▶ _Instructions to follow_
Check every line of the entries that follow, and copy the ones containing "eingebbaren".

▶ _Records to process_
-- Begin --

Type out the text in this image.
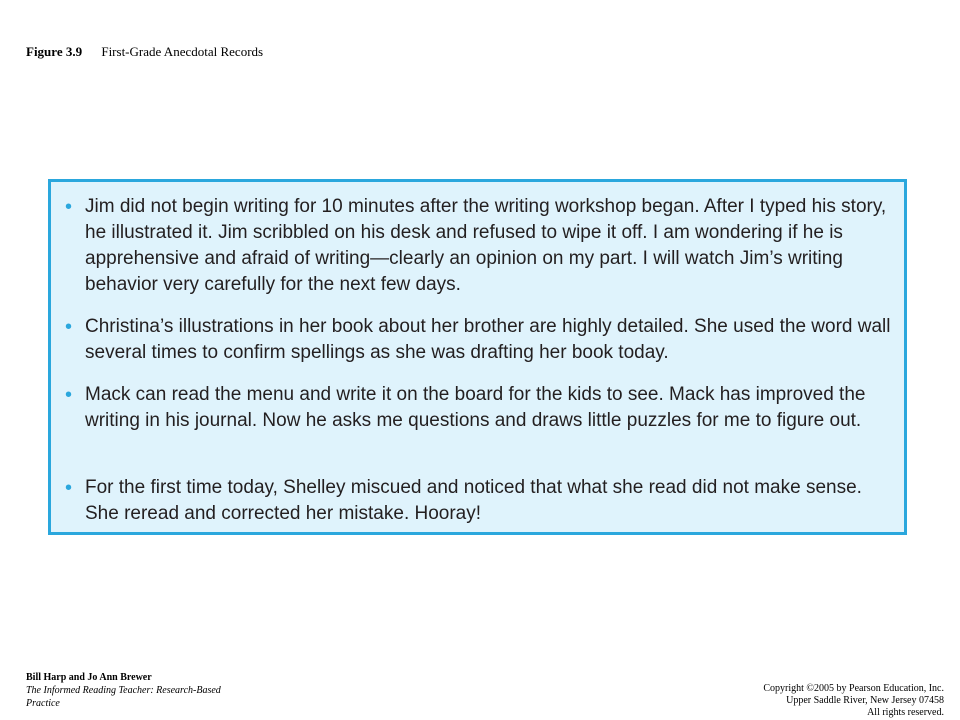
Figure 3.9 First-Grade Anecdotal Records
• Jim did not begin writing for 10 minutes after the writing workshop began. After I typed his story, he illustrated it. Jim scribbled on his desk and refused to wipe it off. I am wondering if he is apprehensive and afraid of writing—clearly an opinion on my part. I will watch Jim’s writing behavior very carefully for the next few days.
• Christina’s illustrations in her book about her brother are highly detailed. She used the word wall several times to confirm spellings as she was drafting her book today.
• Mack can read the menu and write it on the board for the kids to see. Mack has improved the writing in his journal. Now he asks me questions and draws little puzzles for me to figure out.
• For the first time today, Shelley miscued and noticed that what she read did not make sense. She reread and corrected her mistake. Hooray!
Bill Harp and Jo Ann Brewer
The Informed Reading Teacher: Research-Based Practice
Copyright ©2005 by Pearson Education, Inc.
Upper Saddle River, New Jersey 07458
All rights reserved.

-- End --
-- Begin --

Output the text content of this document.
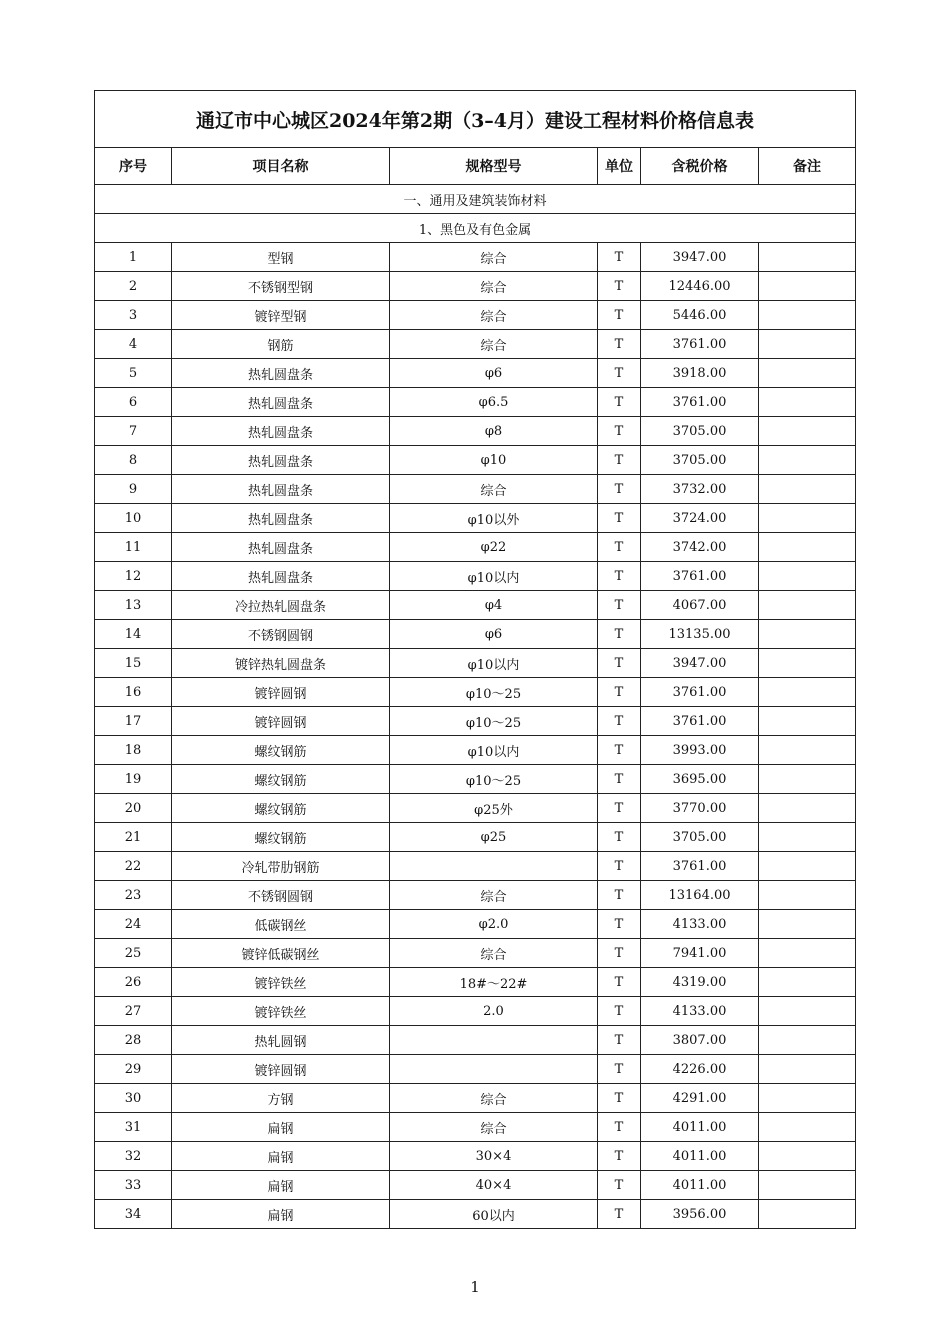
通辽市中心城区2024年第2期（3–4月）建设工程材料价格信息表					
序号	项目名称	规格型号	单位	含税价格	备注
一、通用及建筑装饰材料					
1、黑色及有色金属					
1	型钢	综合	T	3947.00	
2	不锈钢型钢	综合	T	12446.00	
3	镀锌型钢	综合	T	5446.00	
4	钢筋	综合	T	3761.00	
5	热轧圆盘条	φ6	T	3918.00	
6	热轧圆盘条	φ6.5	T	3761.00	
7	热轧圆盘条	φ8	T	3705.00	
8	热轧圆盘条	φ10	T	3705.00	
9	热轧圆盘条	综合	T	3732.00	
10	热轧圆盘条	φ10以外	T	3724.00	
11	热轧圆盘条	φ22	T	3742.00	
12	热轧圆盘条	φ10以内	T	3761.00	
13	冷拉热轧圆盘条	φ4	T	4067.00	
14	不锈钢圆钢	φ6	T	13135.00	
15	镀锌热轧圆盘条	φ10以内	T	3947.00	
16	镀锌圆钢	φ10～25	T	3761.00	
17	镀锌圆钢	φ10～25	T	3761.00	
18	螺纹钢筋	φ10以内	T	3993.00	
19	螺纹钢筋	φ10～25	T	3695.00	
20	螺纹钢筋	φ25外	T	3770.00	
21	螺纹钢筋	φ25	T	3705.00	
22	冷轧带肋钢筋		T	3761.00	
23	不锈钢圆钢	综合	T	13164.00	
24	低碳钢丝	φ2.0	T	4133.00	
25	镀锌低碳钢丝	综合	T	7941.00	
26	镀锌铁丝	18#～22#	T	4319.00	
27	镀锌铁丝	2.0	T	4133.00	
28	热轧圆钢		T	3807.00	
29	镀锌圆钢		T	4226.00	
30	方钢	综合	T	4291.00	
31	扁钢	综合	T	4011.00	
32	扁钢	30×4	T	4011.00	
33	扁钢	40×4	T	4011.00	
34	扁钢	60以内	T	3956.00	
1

-- End --
-- Begin --

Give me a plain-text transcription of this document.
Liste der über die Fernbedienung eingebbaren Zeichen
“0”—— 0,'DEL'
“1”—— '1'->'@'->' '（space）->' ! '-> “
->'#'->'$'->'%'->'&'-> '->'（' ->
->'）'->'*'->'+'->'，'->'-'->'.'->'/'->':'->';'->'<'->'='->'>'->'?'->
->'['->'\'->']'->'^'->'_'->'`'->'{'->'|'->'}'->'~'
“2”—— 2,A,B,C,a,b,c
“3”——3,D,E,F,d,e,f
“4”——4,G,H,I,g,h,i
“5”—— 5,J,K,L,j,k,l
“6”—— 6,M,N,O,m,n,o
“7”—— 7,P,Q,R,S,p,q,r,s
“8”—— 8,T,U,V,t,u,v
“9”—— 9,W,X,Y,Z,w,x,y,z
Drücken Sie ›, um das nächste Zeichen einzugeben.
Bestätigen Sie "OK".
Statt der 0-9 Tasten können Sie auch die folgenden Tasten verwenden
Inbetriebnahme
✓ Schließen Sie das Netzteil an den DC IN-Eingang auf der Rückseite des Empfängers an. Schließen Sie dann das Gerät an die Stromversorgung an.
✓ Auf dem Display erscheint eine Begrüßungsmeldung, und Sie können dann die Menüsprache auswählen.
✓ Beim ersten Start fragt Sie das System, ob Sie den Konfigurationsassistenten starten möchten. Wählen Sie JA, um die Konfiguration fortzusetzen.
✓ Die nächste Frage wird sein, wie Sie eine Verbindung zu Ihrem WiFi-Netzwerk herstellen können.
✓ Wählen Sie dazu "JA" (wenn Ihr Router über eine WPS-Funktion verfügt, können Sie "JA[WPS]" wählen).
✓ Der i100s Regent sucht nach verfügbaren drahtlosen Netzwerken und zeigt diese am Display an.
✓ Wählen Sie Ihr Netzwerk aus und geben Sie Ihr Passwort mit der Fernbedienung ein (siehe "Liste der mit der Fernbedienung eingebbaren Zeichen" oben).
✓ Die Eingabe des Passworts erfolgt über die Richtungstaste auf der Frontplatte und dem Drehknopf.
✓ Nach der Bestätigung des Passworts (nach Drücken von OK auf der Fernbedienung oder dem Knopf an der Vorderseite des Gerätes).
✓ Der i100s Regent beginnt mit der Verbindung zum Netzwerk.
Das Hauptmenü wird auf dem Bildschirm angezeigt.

-- End --

▶ _Complete response_
Liste der über die Fernbedienung eingebbaren Zeichen
✓ Wählen Sie Ihr Netzwerk aus und geben Sie Ihr Passwort mit der Fernbedienung ein (siehe "Liste der mit der Fernbedienung eingebbaren Zeichen" oben).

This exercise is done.